[Given instruction]:
Continue the forum thread on removing extra spaces from CSV columns in bash, starting right after its final line.

Removing spaces for all the columns of a CSV file in bash/unix

Question

I have a CSV file in which every column contains unnecessary extra spaces added to it before the actual value. I want to create a new CSV file by removing all the spaces.

For example

One line in input CSV file

 123, ste hen, 456, out put

Expected output CSV file

123,ste hen,456,out put

I tried using awk to trim each column but it didn't work.

so can you show what you tried? – fedorqui Jul 27 '16 at 09:57 — fedorqui, Jul 27 '16 at 09:57

anubhava · Answer 1 · 2016-07-27T12:17:39.163

8

This sed should work:

sed -i.bak -E 's/(^|,)[[:blank:]]+/\1/g; s/[[:blank:]]+(,|$)/\1/g' file.csv

This will remove leading spaes, trailing spaces and spaces around comma.

Update: Here is an awk command to do the same:

awk -F '[[:blank:]]*,[[:blank:]]*' -v OFS=, '{
  gsub(/^[[:blank:]]+|[[:blank:]]+$/, ""); $1=$1} 1' file

edited Jul 27 '16 at 12:17

answered Jul 27 '16 at 09:58

anubhava

761,203
64
569
643

1

The `[[:blank:]]` character class is handy as it accommodate tabs – sjsam Jul 27 '16 at 10:13
1

Yes it match Space or Tab but not newlines. – anubhava Jul 27 '16 at 10:16
You may consider removing blank lines in the `sed` solution. – sjsam Jul 27 '16 at 12:33
1

@sjsam why would you want to remove blank lines? I don't see any hint in the question that that'd be desirable. – Ed Morton Jul 27 '16 at 13:07
1

@EdMorton : right ! Adding such an option is nbd anyway. – sjsam Jul 28 '16 at 07:25
When I tried this the line `"Smith ","","Mr ","123"," ","Main","St "," "," "," ","123 Main St",""` appears to be completely unchanged with all it's trailing spaces. I ran `head -10 sed9EdJiw`against the temp file while it's still in the process of writing. I'm new to linux. Is the content being fed the old file? – Altimus Prime Sep 30 '17 at 04:37
It is unchanged because this solution removes spaces after comma only. – anubhava Sep 30 '17 at 18:29

sjsam · Answer 2 · 2016-07-27T11:44:46.547

awk is your friend.

Input

$ cat 38609590.txt
Ted Winter, Evelyn Salt, Peabody
  Ulrich, Ethan Hunt, Wallace
James Bond, Q,  M
(blank line)

[Items]:
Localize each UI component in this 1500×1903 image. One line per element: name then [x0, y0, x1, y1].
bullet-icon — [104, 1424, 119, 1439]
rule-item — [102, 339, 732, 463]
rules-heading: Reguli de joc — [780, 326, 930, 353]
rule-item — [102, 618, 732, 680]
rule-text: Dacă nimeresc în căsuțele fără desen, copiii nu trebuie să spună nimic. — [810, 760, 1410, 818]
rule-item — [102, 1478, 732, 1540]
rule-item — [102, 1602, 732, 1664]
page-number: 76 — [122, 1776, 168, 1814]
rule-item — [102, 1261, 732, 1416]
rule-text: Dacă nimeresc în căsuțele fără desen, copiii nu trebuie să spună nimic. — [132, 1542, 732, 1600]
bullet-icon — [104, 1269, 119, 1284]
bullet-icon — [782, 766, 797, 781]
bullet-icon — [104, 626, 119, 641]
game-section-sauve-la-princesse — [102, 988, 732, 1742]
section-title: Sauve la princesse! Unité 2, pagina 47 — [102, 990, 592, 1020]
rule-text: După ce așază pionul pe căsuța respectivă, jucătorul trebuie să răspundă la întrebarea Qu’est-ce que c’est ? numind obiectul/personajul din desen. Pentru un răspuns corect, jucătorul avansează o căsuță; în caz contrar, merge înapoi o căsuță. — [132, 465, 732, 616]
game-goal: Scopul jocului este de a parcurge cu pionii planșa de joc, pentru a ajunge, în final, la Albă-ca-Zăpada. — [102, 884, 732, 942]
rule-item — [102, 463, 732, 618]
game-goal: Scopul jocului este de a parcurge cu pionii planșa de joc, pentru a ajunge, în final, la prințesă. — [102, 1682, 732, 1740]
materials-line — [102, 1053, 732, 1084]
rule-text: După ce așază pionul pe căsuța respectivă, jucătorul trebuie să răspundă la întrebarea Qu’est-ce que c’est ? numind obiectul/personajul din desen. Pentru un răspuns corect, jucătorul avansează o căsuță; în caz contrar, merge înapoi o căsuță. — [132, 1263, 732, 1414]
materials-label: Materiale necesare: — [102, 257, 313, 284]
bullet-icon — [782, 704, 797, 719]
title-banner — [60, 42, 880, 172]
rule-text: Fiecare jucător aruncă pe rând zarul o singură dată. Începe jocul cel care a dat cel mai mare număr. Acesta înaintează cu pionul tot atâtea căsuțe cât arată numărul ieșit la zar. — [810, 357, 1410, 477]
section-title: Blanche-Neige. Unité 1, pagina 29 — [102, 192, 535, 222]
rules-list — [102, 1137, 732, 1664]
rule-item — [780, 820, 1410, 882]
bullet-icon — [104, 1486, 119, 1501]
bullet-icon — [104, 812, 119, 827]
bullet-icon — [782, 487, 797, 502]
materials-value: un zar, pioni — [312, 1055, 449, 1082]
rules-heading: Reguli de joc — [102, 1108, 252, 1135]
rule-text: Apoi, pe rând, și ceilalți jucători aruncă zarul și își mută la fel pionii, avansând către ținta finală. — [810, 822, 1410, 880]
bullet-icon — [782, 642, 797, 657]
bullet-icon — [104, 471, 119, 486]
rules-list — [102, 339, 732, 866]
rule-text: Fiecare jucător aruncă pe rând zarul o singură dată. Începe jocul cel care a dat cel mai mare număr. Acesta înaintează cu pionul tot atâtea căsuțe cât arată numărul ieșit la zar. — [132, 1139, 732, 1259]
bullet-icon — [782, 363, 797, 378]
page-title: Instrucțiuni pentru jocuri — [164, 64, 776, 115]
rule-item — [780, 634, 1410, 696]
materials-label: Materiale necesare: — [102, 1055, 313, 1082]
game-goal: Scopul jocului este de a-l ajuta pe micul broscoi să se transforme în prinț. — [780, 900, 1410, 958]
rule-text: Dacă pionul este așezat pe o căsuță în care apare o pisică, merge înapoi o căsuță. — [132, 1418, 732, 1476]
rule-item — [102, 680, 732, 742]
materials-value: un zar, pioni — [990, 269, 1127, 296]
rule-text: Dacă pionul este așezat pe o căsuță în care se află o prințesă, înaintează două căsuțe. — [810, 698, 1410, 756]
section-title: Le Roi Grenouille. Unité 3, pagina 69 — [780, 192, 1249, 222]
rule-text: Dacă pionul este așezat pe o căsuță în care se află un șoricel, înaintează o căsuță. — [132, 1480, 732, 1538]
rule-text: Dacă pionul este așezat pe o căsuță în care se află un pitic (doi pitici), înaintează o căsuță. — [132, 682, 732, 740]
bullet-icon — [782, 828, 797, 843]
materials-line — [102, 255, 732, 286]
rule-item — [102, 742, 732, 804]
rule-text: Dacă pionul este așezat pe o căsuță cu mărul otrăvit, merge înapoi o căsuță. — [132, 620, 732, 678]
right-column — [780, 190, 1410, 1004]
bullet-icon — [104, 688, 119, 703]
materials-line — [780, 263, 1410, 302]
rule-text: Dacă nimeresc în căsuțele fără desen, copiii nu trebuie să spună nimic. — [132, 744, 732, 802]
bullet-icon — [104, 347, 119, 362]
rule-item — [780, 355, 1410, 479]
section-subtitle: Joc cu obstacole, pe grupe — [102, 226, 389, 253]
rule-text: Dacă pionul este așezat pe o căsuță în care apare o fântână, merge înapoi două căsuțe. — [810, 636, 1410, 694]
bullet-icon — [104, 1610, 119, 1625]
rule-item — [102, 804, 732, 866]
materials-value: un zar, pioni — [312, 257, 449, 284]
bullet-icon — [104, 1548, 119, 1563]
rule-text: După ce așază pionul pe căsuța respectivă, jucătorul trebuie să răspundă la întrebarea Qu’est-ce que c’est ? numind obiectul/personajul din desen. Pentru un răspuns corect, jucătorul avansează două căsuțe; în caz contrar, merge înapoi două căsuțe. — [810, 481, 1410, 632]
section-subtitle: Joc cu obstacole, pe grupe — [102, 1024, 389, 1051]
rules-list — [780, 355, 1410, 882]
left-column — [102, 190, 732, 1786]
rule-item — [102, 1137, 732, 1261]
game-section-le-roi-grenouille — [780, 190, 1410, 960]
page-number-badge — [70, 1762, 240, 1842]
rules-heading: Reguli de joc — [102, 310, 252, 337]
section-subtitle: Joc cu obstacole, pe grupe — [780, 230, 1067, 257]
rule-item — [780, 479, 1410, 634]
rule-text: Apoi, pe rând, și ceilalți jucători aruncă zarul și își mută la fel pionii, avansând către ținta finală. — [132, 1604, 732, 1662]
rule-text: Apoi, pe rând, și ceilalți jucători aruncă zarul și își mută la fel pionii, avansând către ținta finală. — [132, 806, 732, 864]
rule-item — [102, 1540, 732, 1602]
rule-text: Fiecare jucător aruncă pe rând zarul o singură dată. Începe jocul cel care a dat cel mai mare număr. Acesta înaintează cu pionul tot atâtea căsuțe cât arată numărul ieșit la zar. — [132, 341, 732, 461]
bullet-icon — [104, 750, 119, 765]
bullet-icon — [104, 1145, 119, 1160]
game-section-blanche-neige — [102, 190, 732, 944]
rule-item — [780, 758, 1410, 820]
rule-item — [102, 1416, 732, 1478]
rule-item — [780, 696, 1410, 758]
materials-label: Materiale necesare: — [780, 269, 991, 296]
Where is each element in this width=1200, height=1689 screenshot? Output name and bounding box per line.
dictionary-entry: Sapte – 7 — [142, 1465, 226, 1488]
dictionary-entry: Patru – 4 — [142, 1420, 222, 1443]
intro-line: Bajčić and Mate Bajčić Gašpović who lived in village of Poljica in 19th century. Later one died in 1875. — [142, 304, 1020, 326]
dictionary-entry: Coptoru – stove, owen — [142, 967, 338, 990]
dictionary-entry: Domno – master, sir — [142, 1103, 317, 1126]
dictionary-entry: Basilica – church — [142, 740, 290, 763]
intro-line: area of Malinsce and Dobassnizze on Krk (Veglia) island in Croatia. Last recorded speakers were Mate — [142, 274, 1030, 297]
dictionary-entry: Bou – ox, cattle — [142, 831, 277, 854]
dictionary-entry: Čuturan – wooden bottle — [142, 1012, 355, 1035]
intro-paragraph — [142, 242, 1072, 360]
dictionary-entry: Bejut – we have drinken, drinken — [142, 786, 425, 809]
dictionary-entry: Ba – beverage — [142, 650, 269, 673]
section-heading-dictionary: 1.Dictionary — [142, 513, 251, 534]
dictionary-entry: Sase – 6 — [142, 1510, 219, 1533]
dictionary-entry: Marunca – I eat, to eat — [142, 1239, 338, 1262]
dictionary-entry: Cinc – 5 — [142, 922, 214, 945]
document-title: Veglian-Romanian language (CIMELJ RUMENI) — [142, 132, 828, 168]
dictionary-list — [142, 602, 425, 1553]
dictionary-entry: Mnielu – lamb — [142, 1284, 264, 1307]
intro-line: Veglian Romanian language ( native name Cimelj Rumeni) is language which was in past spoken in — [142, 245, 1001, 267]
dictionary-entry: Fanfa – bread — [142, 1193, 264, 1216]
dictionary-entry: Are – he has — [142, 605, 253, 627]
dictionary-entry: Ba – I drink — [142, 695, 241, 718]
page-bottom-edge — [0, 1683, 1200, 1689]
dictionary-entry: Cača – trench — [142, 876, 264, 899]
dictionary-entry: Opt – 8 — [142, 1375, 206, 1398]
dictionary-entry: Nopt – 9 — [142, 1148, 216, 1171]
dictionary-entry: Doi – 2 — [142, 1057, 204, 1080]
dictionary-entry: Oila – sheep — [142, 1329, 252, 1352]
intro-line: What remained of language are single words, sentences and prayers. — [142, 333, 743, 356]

[Task response]:
Script

$ awk '/^$/{next}{sub(/^[[:blank:]]*/,"");gsub(/[[:blank:]]*,[[:blank:]]*/,",")}1' 38609590.txt

Output

Ted Winter,Evelyn Salt,Peabody
Ulrich,Ethan Hunt,Wallace
James Bond,Q,M

Note

This one removes the blank lines too - /^$/{next}.
See the [ awk ] manual for more information.

Ed Morton · Answer 3 · 2016-07-27T13:09:56.630

To remove leading blank chars with sed:

$ sed -E 's/(^|,) +/\1/g' file
123,ste hen,456,out put

With GNU awk:

$ awk '{$0=gensub(/(^|,) +/,"\\1","g")}1' file
123,ste hen,456,out put

With other awks:

$ awk '{sub(/^ +/,""); gsub(/, +/,",")}1' file
123,ste hen,456,out put

To remove blank chars before and after the values with sed:

$ sed -E 's/ *(^|,|$) */\1/g' file
123,ste hen,456,out put

With GNU awk:

$ awk '{$0=gensub(/ *(^|,|$) */,"\\1","g")}1' file
123,ste hen,456,out put

With other awks:

$ awk '{gsub(/^ +| +$/,""); gsub(/ *, */,",")}1' file
123,ste hen,456,out put

Change (a single blank char) to [[:blank:]] if you can have tabs as well as blank chars.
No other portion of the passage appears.